It is required that all of the data be written out exactly.
+++ Data rows +++
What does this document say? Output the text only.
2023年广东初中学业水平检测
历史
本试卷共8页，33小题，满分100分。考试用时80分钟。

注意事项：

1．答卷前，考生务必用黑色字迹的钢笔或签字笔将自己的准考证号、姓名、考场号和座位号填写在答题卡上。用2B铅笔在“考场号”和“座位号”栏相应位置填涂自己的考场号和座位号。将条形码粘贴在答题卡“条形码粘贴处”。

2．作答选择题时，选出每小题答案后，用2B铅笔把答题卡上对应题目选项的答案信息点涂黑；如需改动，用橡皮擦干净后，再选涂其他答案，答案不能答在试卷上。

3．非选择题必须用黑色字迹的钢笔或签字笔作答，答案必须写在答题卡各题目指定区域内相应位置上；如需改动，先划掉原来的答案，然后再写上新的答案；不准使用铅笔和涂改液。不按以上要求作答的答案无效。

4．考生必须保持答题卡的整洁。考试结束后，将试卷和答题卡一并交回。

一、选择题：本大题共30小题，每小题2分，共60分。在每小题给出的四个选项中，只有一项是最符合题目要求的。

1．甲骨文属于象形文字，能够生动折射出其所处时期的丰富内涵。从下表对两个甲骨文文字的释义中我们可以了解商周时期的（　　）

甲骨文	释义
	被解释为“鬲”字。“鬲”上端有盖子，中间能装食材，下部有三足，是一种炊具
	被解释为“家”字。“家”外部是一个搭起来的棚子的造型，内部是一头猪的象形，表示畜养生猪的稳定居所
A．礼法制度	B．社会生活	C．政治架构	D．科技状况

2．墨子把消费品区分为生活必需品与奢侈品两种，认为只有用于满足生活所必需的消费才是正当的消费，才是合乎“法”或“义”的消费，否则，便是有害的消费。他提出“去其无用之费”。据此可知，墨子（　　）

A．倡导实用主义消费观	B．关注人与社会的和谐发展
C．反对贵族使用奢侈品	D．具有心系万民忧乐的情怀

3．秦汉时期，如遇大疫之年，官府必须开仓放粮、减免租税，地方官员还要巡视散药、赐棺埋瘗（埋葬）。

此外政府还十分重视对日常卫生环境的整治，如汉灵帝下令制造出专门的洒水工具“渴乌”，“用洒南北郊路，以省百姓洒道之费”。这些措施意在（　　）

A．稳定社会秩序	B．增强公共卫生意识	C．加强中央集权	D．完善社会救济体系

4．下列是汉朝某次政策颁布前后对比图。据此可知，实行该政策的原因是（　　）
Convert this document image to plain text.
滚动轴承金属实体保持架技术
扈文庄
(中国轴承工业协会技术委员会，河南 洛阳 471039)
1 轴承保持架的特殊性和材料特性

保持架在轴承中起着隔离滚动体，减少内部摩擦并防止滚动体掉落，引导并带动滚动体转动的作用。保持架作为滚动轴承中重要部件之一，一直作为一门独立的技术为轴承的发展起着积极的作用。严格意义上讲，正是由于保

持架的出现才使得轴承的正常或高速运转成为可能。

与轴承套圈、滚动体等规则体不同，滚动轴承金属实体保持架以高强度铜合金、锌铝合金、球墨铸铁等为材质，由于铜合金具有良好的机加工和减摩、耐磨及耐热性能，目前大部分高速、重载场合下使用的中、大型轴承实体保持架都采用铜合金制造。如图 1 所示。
+++
• Answer for this exercise
What does this document say? Output the text only.
2023年广东初中学业水平检测
历史
本试卷共8页，33小题，满分100分。考试用时80分钟。

注意事项：

1．答卷前，考生务必用黑色字迹的钢笔或签字笔将自己的准考证号、姓名、考场号和座位号填写在答题卡上。用2B铅笔在“考场号”和“座位号”栏相应位置填涂自己的考场号和座位号。将条形码粘贴在答题卡“条形码粘贴处”。

2．作答选择题时，选出每小题答案后，用2B铅笔把答题卡上对应题目选项的答案信息点涂黑；如需改动，用橡皮擦干净后，再选涂其他答案，答案不能答在试卷上。

3．非选择题必须用黑色字迹的钢笔或签字笔作答，答案必须写在答题卡各题目指定区域内相应位置上；如需改动，先划掉原来的答案，然后再写上新的答案；不准使用铅笔和涂改液。不按以上要求作答的答案无效。

4．考生必须保持答题卡的整洁。考试结束后，将试卷和答题卡一并交回。

一、选择题：本大题共30小题，每小题2分，共60分。在每小题给出的四个选项中，只有一项是最符合题目要求的。

1．甲骨文属于象形文字，能够生动折射出其所处时期的丰富内涵。从下表对两个甲骨文文字的释义中我们可以了解商周时期的（　　）

甲骨文	释义
	被解释为“鬲”字。“鬲”上端有盖子，中间能装食材，下部有三足，是一种炊具
	被解释为“家”字。“家”外部是一个搭起来的棚子的造型，内部是一头猪的象形，表示畜养生猪的稳定居所
A．礼法制度	B．社会生活	C．政治架构	D．科技状况

2．墨子把消费品区分为生活必需品与奢侈品两种，认为只有用于满足生活所必需的消费才是正当的消费，才是合乎“法”或“义”的消费，否则，便是有害的消费。他提出“去其无用之费”。据此可知，墨子（　　）

A．倡导实用主义消费观	B．关注人与社会的和谐发展
C．反对贵族使用奢侈品	D．具有心系万民忧乐的情怀

3．秦汉时期，如遇大疫之年，官府必须开仓放粮、减免租税，地方官员还要巡视散药、赐棺埋瘗（埋葬）。

此外政府还十分重视对日常卫生环境的整治，如汉灵帝下令制造出专门的洒水工具“渴乌”，“用洒南北郊路，以省百姓洒道之费”。这些措施意在（　　）

A．稳定社会秩序	B．增强公共卫生意识	C．加强中央集权	D．完善社会救济体系

4．下列是汉朝某次政策颁布前后对比图。据此可知，实行该政策的原因是（　　）
Convert this document image to plain text.
滚动轴承金属实体保持架技术
扈文庄
(中国轴承工业协会技术委员会，河南 洛阳 471039)
1 轴承保持架的特殊性和材料特性

保持架在轴承中起着隔离滚动体，减少内部摩擦并防止滚动体掉落，引导并带动滚动体转动的作用。保持架作为滚动轴承中重要部件之一，一直作为一门独立的技术为轴承的发展起着积极的作用。严格意义上讲，正是由于保

持架的出现才使得轴承的正常或高速运转成为可能。

与轴承套圈、滚动体等规则体不同，滚动轴承金属实体保持架以高强度铜合金、锌铝合金、球墨铸铁等为材质，由于铜合金具有良好的机加工和减摩、耐磨及耐热性能，目前大部分高速、重载场合下使用的中、大型轴承实体保持架都采用铜合金制造。如图 1 所示。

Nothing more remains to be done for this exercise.